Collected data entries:
--- --- ---

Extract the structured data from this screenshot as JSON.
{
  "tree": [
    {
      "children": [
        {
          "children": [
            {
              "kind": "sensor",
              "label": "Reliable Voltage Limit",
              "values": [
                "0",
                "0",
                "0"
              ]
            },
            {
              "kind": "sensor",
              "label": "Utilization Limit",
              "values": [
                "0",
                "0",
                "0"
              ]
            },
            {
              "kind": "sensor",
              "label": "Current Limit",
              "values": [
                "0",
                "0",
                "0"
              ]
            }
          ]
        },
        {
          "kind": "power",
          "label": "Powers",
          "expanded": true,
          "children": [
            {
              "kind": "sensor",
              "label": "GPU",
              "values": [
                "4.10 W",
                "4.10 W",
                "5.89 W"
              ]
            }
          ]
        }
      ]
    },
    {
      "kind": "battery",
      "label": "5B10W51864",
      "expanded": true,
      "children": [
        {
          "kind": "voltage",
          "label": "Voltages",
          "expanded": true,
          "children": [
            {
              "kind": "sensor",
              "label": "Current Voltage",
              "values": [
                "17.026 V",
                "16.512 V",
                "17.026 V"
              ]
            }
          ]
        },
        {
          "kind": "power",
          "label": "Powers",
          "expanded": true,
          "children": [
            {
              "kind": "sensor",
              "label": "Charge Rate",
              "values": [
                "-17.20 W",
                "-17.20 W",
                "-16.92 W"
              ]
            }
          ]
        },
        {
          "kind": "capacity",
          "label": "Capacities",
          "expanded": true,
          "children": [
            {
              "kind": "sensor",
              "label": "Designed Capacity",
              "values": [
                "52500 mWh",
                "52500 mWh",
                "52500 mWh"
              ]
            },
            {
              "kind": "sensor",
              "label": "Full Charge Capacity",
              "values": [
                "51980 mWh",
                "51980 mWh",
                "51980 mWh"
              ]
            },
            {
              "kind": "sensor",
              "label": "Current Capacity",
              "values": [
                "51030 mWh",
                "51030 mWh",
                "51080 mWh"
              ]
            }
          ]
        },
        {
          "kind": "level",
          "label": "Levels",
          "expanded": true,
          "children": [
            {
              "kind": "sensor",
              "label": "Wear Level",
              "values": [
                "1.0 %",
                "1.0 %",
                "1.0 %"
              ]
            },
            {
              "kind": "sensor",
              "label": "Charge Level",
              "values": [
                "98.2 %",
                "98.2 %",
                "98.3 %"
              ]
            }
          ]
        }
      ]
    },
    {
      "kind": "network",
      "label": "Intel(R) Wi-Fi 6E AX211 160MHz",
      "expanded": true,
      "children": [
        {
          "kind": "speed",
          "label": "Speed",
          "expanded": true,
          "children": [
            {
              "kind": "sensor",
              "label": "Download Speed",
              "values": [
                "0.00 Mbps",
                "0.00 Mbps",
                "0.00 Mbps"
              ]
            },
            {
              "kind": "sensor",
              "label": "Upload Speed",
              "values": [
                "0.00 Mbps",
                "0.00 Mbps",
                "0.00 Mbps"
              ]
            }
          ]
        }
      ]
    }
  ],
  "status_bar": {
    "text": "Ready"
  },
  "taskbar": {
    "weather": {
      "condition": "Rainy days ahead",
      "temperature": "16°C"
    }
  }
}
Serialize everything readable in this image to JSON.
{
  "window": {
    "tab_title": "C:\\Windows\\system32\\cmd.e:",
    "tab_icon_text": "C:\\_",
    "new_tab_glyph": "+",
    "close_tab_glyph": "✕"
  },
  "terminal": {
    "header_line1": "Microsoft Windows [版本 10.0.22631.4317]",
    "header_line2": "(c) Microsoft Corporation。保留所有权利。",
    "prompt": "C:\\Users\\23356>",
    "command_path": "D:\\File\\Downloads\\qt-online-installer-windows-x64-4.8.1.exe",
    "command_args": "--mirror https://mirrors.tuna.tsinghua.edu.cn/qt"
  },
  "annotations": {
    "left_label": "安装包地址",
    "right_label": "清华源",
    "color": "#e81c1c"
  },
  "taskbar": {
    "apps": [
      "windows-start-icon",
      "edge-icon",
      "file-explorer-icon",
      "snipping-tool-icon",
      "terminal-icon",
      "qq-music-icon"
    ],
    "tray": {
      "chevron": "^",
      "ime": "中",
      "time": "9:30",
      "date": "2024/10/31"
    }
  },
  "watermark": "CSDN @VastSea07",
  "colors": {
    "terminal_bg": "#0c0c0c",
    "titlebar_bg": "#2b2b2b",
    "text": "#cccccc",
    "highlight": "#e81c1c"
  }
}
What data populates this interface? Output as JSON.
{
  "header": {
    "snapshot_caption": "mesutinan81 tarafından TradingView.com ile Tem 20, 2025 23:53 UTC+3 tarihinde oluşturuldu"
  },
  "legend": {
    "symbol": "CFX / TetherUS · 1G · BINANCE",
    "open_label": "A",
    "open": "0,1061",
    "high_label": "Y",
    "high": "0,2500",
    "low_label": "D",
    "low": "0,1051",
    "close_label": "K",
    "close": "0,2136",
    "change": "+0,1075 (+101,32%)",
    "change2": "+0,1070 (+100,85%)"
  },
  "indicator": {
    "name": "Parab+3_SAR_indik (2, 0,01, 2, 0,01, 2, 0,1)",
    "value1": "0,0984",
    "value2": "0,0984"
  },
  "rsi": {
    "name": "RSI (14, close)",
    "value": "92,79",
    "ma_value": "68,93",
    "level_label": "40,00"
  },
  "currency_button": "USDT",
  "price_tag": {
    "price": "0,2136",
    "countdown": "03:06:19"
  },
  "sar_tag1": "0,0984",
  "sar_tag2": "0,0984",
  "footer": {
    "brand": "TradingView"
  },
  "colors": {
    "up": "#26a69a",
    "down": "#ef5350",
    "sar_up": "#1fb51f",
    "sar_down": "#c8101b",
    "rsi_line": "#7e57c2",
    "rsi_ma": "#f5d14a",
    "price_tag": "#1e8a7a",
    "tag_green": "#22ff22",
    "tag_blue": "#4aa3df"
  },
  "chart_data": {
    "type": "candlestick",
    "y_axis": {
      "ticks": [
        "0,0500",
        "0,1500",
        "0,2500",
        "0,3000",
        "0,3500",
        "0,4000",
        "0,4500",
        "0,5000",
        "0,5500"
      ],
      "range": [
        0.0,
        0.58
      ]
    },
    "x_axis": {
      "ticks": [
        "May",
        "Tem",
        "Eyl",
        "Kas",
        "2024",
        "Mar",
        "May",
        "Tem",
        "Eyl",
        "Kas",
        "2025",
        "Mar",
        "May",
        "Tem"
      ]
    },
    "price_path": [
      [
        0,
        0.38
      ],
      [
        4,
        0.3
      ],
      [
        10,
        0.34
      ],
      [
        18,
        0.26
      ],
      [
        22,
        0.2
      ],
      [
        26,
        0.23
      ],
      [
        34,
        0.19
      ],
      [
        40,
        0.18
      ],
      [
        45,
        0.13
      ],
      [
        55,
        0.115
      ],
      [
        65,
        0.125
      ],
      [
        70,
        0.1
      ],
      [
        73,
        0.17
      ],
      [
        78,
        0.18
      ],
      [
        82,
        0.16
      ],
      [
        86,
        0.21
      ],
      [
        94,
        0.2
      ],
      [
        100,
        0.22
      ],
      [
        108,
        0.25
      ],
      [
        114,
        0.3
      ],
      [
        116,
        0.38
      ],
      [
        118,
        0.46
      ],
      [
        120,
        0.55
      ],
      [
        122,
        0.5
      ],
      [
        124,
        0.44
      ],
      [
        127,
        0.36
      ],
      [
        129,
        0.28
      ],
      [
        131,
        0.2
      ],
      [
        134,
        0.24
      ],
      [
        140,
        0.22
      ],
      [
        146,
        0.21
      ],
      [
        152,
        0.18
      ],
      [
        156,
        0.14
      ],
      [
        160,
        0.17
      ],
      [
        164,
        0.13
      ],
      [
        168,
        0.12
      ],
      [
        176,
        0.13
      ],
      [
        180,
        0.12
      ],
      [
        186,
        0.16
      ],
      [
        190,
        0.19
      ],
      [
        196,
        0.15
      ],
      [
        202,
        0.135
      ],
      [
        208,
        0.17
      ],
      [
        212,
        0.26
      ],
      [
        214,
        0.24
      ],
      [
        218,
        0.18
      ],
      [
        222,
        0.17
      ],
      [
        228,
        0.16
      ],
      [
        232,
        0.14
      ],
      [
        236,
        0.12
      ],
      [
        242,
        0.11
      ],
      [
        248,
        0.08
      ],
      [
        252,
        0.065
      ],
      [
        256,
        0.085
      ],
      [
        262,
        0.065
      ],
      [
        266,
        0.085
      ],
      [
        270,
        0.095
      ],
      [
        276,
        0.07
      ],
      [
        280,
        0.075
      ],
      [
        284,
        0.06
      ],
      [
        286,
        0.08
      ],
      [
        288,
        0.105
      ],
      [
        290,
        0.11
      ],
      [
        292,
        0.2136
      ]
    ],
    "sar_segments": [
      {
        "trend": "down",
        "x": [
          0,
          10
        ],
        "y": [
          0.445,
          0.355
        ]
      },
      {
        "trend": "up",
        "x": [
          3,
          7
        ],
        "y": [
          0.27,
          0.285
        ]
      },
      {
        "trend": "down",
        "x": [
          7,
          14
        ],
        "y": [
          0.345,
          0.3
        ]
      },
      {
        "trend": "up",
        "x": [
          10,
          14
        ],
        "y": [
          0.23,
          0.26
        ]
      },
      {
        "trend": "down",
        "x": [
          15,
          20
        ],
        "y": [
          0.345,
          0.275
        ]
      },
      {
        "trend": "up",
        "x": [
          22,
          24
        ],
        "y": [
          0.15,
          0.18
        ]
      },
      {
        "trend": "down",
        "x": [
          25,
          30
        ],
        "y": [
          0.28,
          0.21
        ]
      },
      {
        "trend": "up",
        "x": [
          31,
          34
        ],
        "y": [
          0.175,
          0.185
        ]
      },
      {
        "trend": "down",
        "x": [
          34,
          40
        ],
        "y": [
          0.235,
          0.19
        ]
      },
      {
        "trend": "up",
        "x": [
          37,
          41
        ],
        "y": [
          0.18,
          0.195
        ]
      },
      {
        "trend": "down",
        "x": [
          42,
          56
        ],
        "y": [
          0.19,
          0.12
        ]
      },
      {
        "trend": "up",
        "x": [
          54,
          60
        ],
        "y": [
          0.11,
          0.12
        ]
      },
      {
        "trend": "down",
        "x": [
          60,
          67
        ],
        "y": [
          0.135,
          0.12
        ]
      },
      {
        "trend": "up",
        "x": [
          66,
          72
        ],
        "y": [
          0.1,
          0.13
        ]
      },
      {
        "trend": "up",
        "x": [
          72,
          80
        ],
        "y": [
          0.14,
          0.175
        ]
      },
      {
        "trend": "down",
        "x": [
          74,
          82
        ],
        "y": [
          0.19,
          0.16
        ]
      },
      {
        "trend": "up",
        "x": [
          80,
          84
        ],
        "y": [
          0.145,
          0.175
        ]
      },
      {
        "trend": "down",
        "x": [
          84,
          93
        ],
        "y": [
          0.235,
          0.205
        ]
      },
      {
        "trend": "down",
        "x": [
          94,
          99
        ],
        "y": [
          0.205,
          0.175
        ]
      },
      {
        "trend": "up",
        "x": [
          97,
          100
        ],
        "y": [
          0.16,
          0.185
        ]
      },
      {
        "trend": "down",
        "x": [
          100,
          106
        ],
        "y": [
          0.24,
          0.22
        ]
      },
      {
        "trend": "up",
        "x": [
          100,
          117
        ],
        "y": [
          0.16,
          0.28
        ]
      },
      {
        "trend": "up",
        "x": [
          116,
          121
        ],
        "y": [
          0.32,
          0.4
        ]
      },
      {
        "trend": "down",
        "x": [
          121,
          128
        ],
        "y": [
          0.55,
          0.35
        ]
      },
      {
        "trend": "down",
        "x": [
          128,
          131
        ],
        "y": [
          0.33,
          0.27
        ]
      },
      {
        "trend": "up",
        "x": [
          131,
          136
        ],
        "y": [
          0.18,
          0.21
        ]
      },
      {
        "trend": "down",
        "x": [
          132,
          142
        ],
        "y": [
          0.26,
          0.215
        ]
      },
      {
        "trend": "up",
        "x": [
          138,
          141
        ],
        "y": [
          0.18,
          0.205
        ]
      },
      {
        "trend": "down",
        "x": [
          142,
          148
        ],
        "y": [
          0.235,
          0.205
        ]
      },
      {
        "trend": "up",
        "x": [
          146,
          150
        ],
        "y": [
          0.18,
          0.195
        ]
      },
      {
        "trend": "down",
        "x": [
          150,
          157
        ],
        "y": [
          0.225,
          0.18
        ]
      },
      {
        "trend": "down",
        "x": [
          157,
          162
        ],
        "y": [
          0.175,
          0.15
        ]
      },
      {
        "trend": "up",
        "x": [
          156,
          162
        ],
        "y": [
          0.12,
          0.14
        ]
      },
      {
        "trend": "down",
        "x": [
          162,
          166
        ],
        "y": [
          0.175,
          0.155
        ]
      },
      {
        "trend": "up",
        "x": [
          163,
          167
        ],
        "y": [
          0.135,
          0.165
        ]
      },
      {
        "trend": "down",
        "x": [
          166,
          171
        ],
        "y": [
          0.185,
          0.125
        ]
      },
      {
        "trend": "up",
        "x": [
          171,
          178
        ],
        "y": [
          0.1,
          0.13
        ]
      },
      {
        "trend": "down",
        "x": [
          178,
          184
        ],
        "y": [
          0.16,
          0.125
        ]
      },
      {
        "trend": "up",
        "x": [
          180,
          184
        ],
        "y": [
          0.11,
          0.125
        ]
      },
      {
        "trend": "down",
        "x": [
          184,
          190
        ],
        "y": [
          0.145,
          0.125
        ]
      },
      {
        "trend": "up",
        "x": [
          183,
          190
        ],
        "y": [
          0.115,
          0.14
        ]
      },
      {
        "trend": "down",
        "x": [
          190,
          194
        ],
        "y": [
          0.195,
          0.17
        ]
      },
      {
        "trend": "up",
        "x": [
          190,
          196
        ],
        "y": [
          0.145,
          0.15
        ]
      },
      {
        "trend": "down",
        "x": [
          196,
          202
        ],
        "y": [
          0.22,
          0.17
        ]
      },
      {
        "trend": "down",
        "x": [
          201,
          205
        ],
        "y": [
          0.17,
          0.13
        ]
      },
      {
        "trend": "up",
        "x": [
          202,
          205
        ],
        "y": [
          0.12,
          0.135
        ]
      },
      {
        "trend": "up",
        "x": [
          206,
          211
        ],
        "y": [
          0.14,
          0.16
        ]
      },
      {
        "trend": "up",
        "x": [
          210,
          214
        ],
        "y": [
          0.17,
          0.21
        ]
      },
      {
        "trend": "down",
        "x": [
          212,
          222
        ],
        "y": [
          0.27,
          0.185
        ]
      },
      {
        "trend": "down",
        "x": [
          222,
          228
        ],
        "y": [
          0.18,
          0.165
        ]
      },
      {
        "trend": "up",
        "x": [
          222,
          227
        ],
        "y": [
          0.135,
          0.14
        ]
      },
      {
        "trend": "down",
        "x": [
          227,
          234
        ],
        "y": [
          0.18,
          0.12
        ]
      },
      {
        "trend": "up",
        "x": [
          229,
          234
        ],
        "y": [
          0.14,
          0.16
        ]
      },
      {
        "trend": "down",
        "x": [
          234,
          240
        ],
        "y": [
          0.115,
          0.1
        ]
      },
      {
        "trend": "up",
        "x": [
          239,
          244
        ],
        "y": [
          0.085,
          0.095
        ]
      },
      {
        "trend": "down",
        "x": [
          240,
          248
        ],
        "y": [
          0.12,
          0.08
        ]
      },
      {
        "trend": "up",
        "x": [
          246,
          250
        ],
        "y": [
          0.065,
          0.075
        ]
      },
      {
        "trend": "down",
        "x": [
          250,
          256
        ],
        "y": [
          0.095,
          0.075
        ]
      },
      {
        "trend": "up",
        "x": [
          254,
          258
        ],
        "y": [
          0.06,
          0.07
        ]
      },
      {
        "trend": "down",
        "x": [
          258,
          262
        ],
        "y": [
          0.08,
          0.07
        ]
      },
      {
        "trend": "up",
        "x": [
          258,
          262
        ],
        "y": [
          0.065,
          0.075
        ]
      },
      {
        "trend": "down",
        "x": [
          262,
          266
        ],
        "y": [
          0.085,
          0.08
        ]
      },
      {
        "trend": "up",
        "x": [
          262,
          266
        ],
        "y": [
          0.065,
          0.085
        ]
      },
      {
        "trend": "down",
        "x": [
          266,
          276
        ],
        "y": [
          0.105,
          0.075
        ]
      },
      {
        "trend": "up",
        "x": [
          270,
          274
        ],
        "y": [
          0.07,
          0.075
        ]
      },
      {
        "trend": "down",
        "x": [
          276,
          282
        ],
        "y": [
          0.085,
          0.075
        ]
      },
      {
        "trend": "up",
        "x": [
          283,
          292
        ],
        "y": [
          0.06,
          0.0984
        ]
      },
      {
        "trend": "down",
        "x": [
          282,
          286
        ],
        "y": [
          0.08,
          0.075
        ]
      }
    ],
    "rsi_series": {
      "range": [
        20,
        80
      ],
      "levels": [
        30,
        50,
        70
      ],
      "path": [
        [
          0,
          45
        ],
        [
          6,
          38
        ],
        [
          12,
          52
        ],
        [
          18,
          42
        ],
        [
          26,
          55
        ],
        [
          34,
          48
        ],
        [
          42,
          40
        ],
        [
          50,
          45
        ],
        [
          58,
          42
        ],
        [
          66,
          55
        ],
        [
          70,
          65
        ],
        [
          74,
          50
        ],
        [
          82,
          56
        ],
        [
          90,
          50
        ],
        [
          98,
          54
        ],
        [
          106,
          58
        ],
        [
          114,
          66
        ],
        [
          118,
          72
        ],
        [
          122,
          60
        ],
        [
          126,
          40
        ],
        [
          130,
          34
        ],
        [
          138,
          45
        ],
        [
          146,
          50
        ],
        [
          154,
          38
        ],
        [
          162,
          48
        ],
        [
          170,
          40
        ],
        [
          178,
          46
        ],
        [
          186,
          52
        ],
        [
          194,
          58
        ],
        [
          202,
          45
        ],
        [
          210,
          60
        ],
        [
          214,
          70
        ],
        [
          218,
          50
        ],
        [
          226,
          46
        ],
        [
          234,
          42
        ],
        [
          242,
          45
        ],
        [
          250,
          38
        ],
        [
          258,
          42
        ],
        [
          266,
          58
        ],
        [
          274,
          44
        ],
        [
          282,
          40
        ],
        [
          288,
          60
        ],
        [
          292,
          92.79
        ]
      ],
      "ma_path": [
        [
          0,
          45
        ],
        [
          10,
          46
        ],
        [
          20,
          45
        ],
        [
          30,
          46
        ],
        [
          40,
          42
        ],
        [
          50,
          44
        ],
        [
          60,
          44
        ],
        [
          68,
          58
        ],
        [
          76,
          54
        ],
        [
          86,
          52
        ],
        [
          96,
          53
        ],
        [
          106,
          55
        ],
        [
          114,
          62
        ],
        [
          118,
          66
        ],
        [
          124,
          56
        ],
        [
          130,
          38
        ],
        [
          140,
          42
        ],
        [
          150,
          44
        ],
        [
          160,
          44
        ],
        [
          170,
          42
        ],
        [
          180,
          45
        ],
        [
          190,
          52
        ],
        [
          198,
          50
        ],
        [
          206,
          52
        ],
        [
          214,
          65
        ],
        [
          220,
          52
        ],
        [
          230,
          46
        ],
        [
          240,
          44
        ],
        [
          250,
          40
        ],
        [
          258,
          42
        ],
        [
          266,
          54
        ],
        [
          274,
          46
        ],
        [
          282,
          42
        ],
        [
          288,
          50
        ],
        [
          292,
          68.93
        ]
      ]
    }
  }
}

--- --- ---

**WORK INSTRUCTIONS**.
Copy out every line from the records that has the word "Limit".

**ANSWER FOR THE TASK**.
              "label": "Reliable Voltage Limit",
              "label": "Utilization Limit",
              "label": "Current Limit",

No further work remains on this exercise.